### Task details
From the listing below, copy every line with the word "large".

┏━━

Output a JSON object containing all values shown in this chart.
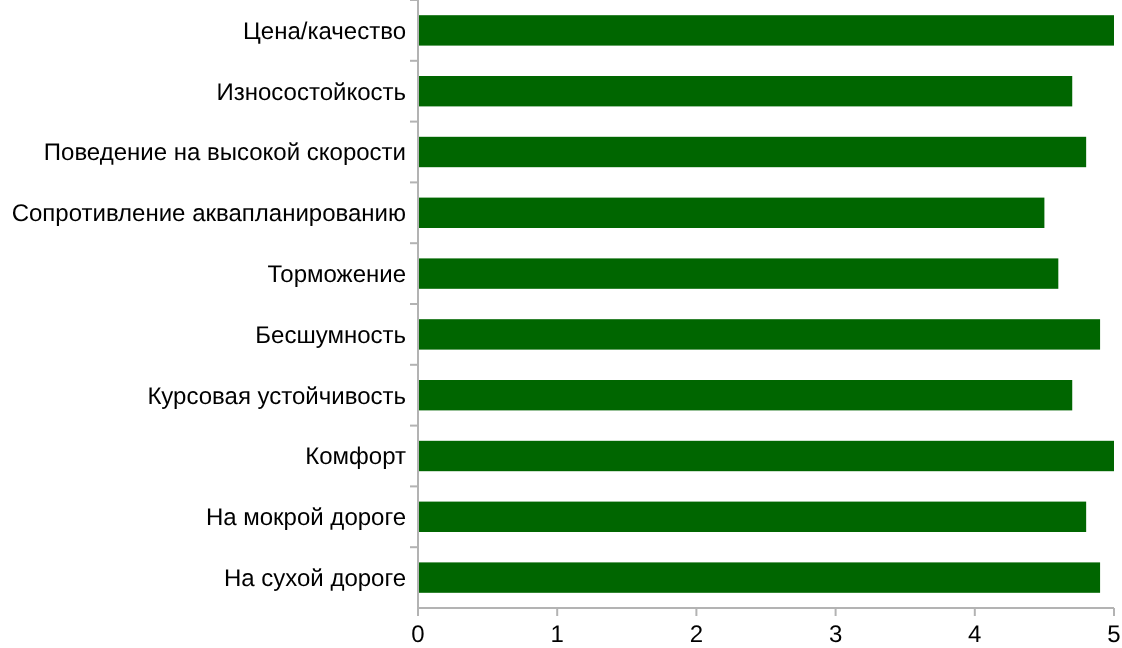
{
  "chart_data": {
    "type": "bar",
    "orientation": "horizontal",
    "categories": [
      "Цена/качество",
      "Износостойкость",
      "Поведение на высокой скорости",
      "Сопротивление аквапланированию",
      "Торможение",
      "Бесшумность",
      "Курсовая устойчивость",
      "Комфорт",
      "На мокрой дороге",
      "На сухой дороге"
    ],
    "values": [
      5.0,
      4.7,
      4.8,
      4.5,
      4.6,
      4.9,
      4.7,
      5.0,
      4.8,
      4.9
    ],
    "color": "#006600",
    "xlim": [
      0,
      5
    ],
    "xticks": [
      0,
      1,
      2,
      3,
      4,
      5
    ],
    "grid": false
  }
}
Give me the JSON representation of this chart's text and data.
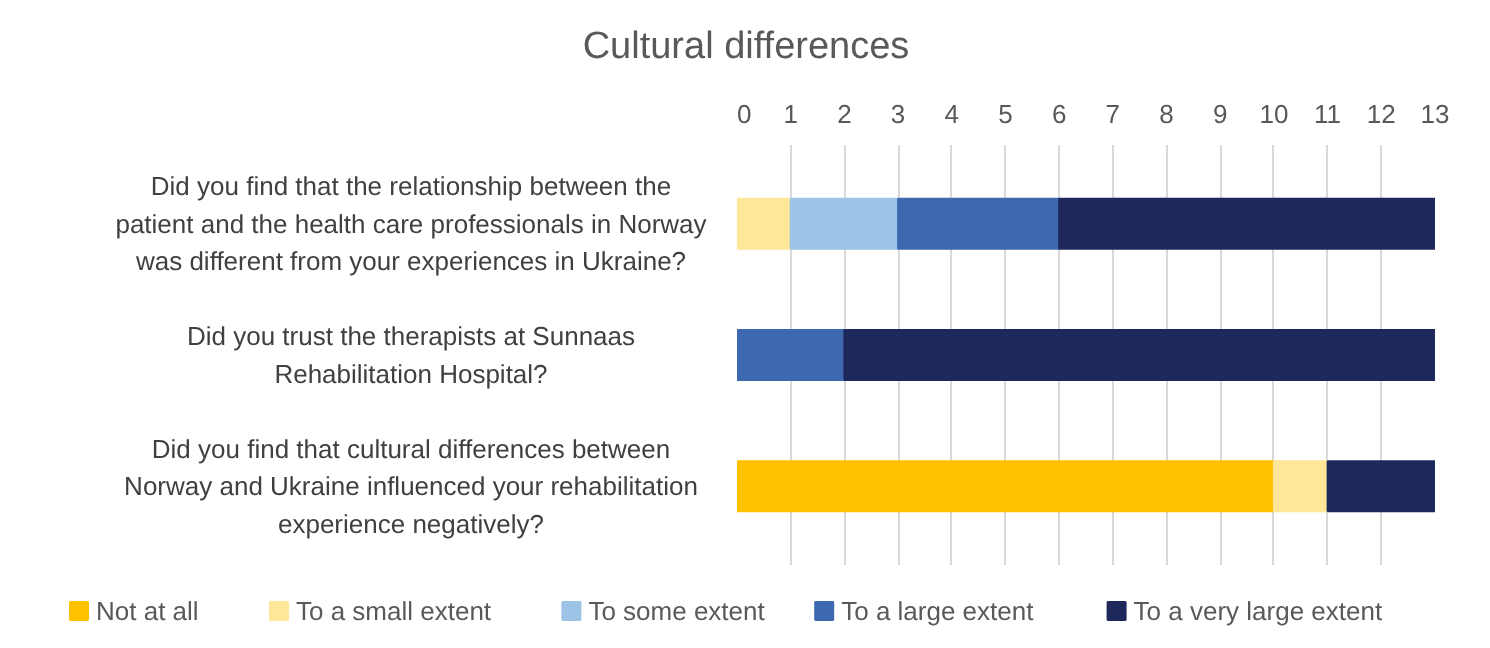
{
  "chart_data": {
    "type": "bar",
    "orientation": "horizontal",
    "stacked": true,
    "title": "Cultural differences",
    "categories": [
      "Did you find that the relationship between the patient and the health care professionals in Norway was different from your experiences in Ukraine?",
      "Did you trust the therapists at Sunnaas Rehabilitation Hospital?",
      "Did you find that cultural differences between Norway and Ukraine influenced your rehabilitation experience negatively?"
    ],
    "series": [
      {
        "name": "Not at all",
        "color": "#ffc000",
        "values": [
          null,
          null,
          10
        ]
      },
      {
        "name": "To a small extent",
        "color": "#ffe699",
        "values": [
          1,
          null,
          1
        ]
      },
      {
        "name": "To some extent",
        "color": "#9dc3e6",
        "values": [
          2,
          null,
          null
        ]
      },
      {
        "name": "To a large extent",
        "color": "#3e69b1",
        "values": [
          3,
          2,
          null
        ]
      },
      {
        "name": "To a very large extent",
        "color": "#1f285c",
        "values": [
          7,
          11,
          2
        ]
      }
    ],
    "xlim": [
      0,
      13
    ],
    "xticks": [
      0,
      1,
      2,
      3,
      4,
      5,
      6,
      7,
      8,
      9,
      10,
      11,
      12,
      13
    ],
    "grid": "x",
    "legend": "bottom"
  }
}
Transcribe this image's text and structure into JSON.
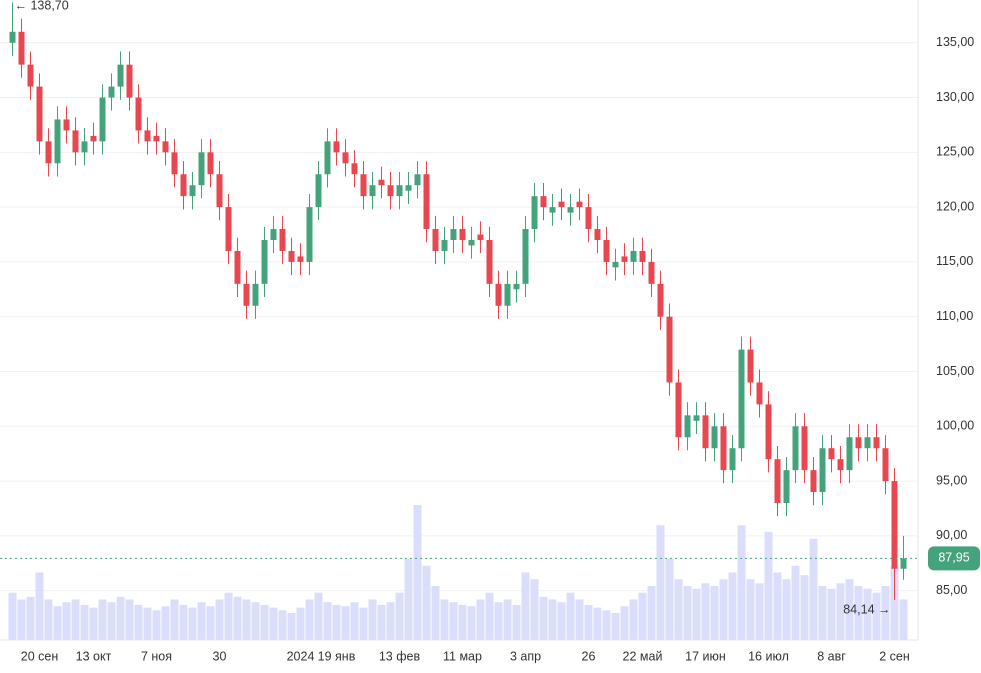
{
  "chart_data": {
    "type": "candlestick",
    "up_color": "#45a37c",
    "down_color": "#e8474f",
    "volume_color": "#dadefb",
    "ylim": [
      80.5,
      138.9
    ],
    "yticks": [
      {
        "value": 85,
        "label": "85,00"
      },
      {
        "value": 90,
        "label": "90,00"
      },
      {
        "value": 95,
        "label": "95,00"
      },
      {
        "value": 100,
        "label": "100,00"
      },
      {
        "value": 105,
        "label": "105,00"
      },
      {
        "value": 110,
        "label": "110,00"
      },
      {
        "value": 115,
        "label": "115,00"
      },
      {
        "value": 120,
        "label": "120,00"
      },
      {
        "value": 125,
        "label": "125,00"
      },
      {
        "value": 130,
        "label": "130,00"
      },
      {
        "value": 135,
        "label": "135,00"
      }
    ],
    "grid": true,
    "last_price": {
      "value": 87.95,
      "label": "87,95"
    },
    "high_marker": {
      "value": 138.7,
      "label": "← 138,70"
    },
    "low_marker": {
      "value": 84.14,
      "label": "84,14 →"
    },
    "categories": [
      null,
      null,
      null,
      "20 сен",
      null,
      null,
      null,
      null,
      null,
      "13 окт",
      null,
      null,
      null,
      null,
      null,
      null,
      "7 ноя",
      null,
      null,
      null,
      null,
      null,
      null,
      "30",
      null,
      null,
      null,
      null,
      null,
      null,
      null,
      null,
      "2024",
      null,
      null,
      null,
      "19 янв",
      null,
      null,
      null,
      null,
      null,
      null,
      "13 фев",
      null,
      null,
      null,
      null,
      null,
      null,
      "11 мар",
      null,
      null,
      null,
      null,
      null,
      null,
      "3 апр",
      null,
      null,
      null,
      null,
      null,
      null,
      "26",
      null,
      null,
      null,
      null,
      null,
      "22 май",
      null,
      null,
      null,
      null,
      null,
      null,
      "17 июн",
      null,
      null,
      null,
      null,
      null,
      null,
      "16 июл",
      null,
      null,
      null,
      null,
      null,
      null,
      "8 авг",
      null,
      null,
      null,
      null,
      null,
      null,
      "2 сен",
      null
    ],
    "open": [
      135,
      136,
      133,
      131,
      126,
      124,
      128,
      127,
      125,
      126.5,
      126,
      130,
      131,
      133,
      130,
      127,
      126.5,
      126,
      125,
      123,
      121,
      122,
      125,
      123,
      120,
      116,
      113,
      111,
      113,
      117,
      118,
      116,
      115.5,
      115,
      120,
      123,
      126,
      125,
      124,
      123,
      121,
      122.5,
      122,
      121,
      121.5,
      122,
      123,
      118,
      116,
      117,
      118,
      116.5,
      117.5,
      117,
      113,
      111,
      112.5,
      113,
      118,
      121,
      119.5,
      120.5,
      119.5,
      120.5,
      120,
      118,
      117,
      114.5,
      115.5,
      115,
      116,
      115,
      113,
      110,
      104,
      99,
      100.5,
      101,
      98,
      100,
      96,
      98,
      107,
      104,
      102,
      97,
      93,
      96,
      100,
      96,
      94,
      98,
      97,
      96,
      99,
      98,
      99,
      98,
      95,
      87
    ],
    "high": [
      138.7,
      137.2,
      134.2,
      132.2,
      127.2,
      129.2,
      129.2,
      128.2,
      127.2,
      127.7,
      131.2,
      132.2,
      134.2,
      134.2,
      131.2,
      128.2,
      127.7,
      127.2,
      126.2,
      124.2,
      123.2,
      126.2,
      126.2,
      124.2,
      121.2,
      117.2,
      114.2,
      114.2,
      118.2,
      119.2,
      119.2,
      117.2,
      116.7,
      121.2,
      124.2,
      127.2,
      127.2,
      126.2,
      125.2,
      124.2,
      123.2,
      123.7,
      123.2,
      123.2,
      123.2,
      124.2,
      124.2,
      119.2,
      118.2,
      119.2,
      119.2,
      118.2,
      118.7,
      118.2,
      114.2,
      114.2,
      114.2,
      119.2,
      122.2,
      122.2,
      121.2,
      121.7,
      121.2,
      121.7,
      121.2,
      119.2,
      118.2,
      116.2,
      116.7,
      117.2,
      117.2,
      116.2,
      114.2,
      111.2,
      105.2,
      102.2,
      102.2,
      102.2,
      101.2,
      101.2,
      99.2,
      108.2,
      108.2,
      105.2,
      103.2,
      98.2,
      97.2,
      101.2,
      101.2,
      97.2,
      99.2,
      99.2,
      98.2,
      100.2,
      100.2,
      100.2,
      100.2,
      99.2,
      96.2,
      90
    ],
    "low": [
      133.8,
      131.8,
      129.8,
      124.8,
      122.8,
      122.8,
      125.8,
      123.8,
      123.8,
      124.8,
      124.8,
      128.8,
      129.8,
      128.8,
      125.8,
      124.8,
      124.8,
      123.8,
      121.8,
      119.8,
      119.8,
      120.8,
      121.8,
      118.8,
      114.8,
      111.8,
      109.8,
      109.8,
      111.8,
      115.8,
      114.8,
      113.8,
      113.8,
      113.8,
      118.8,
      121.8,
      123.8,
      122.8,
      121.8,
      119.8,
      119.8,
      120.8,
      119.8,
      119.8,
      120.3,
      120.8,
      116.8,
      114.8,
      114.8,
      115.8,
      115.8,
      115.3,
      115.8,
      111.8,
      109.8,
      109.8,
      111.3,
      111.8,
      116.8,
      118.8,
      118.3,
      118.8,
      118.3,
      118.8,
      116.8,
      115.8,
      113.8,
      113.3,
      113.8,
      113.8,
      113.8,
      111.8,
      108.8,
      102.8,
      97.8,
      97.8,
      99.3,
      96.8,
      96.8,
      94.8,
      94.8,
      96.8,
      102.8,
      100.8,
      95.8,
      91.8,
      91.8,
      94.8,
      94.8,
      92.8,
      92.8,
      95.8,
      94.8,
      94.8,
      96.8,
      96.8,
      96.8,
      93.8,
      84.14,
      86
    ],
    "close": [
      136,
      133,
      131,
      126,
      124,
      128,
      127,
      125,
      126,
      126,
      130,
      131,
      133,
      130,
      127,
      126,
      126,
      125,
      123,
      121,
      122,
      125,
      123,
      120,
      116,
      113,
      111,
      113,
      117,
      118,
      116,
      115,
      115,
      120,
      123,
      126,
      125,
      124,
      123,
      121,
      122,
      122,
      121,
      122,
      122,
      123,
      118,
      116,
      117,
      118,
      117,
      117,
      117,
      113,
      111,
      113,
      113,
      118,
      121,
      120,
      120,
      120,
      120,
      120,
      118,
      117,
      115,
      115,
      115,
      116,
      115,
      113,
      110,
      104,
      99,
      101,
      101,
      98,
      100,
      96,
      98,
      107,
      104,
      102,
      97,
      93,
      96,
      100,
      96,
      94,
      98,
      97,
      96,
      99,
      98,
      99,
      98,
      95,
      87,
      87.95
    ],
    "volume": [
      35,
      30,
      32,
      50,
      30,
      25,
      28,
      30,
      26,
      24,
      30,
      28,
      32,
      30,
      26,
      24,
      22,
      25,
      30,
      26,
      24,
      28,
      25,
      30,
      35,
      32,
      30,
      28,
      26,
      24,
      22,
      20,
      24,
      30,
      35,
      28,
      26,
      25,
      28,
      24,
      30,
      26,
      28,
      35,
      60,
      100,
      55,
      40,
      30,
      28,
      26,
      25,
      30,
      35,
      28,
      30,
      26,
      50,
      45,
      32,
      30,
      28,
      35,
      30,
      26,
      24,
      22,
      20,
      25,
      30,
      35,
      40,
      85,
      60,
      45,
      40,
      38,
      42,
      40,
      45,
      50,
      85,
      45,
      42,
      80,
      50,
      45,
      55,
      48,
      75,
      40,
      38,
      42,
      45,
      40,
      38,
      35,
      40,
      55,
      30
    ]
  }
}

┗━━

### Full output
        "name": "To a large extent",
        "name": "To a very large extent",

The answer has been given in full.